**Texte source**:
————————
# Fink, X11, Gnucash et autres prises de tête ...



## Namin (9 Avril 2007)

Bonjour,

Je suis sur Mac OS depuis 15 ans, comme vulgaire 'end-user'. J'ai besoin d'un programme de comptabilité bon marché et ne trouvant rien de satisfaisant sous Mac OS, je me suis lancé dans l'installation de X11 et Fink dans l'espoir d'installer Gnucash. J'en ai profité pour installer Open Office, qui fonctionne parfaitement bien. Mais l'installateur d'Open Office est probablement très efficace, puisque je n'ai pas du passer par Fink, il a tout fait tout seul. Gnucash, par contre ...

Je me retrouve donc avec la fenêtre de FinkCommander ouverte, Gnucash sélectionné, et je ne sais pas ce qu'il faut en faire... J'ai cliqué sur binary>install, qui est maintenant en grisé après qu'un million de lignes de code ait défilé. Et après ???

Quelqu'un pourrait-il m'aider ?

D'avance merci.


----------



## plovemax (9 Avril 2007)
————————
**Extrait des données**:

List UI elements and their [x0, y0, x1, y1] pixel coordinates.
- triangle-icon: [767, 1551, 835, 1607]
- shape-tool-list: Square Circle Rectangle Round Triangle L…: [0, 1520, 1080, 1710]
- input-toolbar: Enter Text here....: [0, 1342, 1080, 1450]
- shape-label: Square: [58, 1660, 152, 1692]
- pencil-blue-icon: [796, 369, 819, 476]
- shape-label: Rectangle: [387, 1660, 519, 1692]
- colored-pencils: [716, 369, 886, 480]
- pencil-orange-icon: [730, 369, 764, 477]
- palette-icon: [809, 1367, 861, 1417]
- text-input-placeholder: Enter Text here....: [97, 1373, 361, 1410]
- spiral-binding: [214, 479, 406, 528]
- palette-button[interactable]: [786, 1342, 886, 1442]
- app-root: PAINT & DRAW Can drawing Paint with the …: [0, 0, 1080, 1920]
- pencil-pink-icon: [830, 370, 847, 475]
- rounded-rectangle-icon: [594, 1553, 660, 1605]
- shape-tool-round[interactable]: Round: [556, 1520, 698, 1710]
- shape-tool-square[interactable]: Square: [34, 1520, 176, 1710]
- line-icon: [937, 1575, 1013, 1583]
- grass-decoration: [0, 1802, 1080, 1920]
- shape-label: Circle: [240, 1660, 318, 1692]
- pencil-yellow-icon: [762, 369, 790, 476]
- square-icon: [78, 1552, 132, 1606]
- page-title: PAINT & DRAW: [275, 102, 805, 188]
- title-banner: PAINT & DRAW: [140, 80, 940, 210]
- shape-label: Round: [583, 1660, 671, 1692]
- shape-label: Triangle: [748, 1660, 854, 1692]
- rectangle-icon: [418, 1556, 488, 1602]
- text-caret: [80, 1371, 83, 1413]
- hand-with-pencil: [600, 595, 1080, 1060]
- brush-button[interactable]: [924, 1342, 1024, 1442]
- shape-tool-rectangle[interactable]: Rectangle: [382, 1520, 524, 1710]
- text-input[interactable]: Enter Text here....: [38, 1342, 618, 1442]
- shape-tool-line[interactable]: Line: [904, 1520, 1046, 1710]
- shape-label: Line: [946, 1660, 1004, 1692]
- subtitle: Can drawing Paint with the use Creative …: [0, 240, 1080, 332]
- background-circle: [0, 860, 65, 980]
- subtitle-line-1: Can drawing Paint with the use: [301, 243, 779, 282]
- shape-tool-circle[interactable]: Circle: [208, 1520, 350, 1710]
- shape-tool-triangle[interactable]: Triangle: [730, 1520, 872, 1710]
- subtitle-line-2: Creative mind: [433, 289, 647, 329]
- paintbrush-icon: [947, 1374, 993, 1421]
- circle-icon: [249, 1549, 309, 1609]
————————
**Liste des tâches**:
a) Recopiez le passage du fil de discussion qui va de « Je suis sur » à « plovemax (9 Avril 2007) ».
b) Donnez la liste de tous les logiciels nommés dans le fil de discussion, système d'exploitation compris.

**Tâches résolues**:
a)
Je suis sur Mac OS depuis 15 ans, comme vulgaire 'end-user'. J'ai besoin d'un programme de comptabilité bon marché et ne trouvant rien de satisfaisant sous Mac OS, je me suis lancé dans l'installation de X11 et Fink dans l'espoir d'installer Gnucash. J'en ai profité pour installer Open Office, qui fonctionne parfaitement bien. Mais l'installateur d'Open Office est probablement très efficace, puisque je n'ai pas du passer par Fink, il a tout fait tout seul. Gnucash, par contre ...

Je me retrouve donc avec la fenêtre de FinkCommander ouverte, Gnucash sélectionné, et je ne sais pas ce qu'il faut en faire... J'ai cliqué sur binary>install, qui est maintenant en grisé après qu'un million de lignes de code ait défilé. Et après ???

Quelqu'un pourrait-il m'aider ?

D'avance merci.


----------



## plovemax (9 Avril 2007)

b) Mac OS, X11, Fink, Gnucash, Open Office, FinkCommander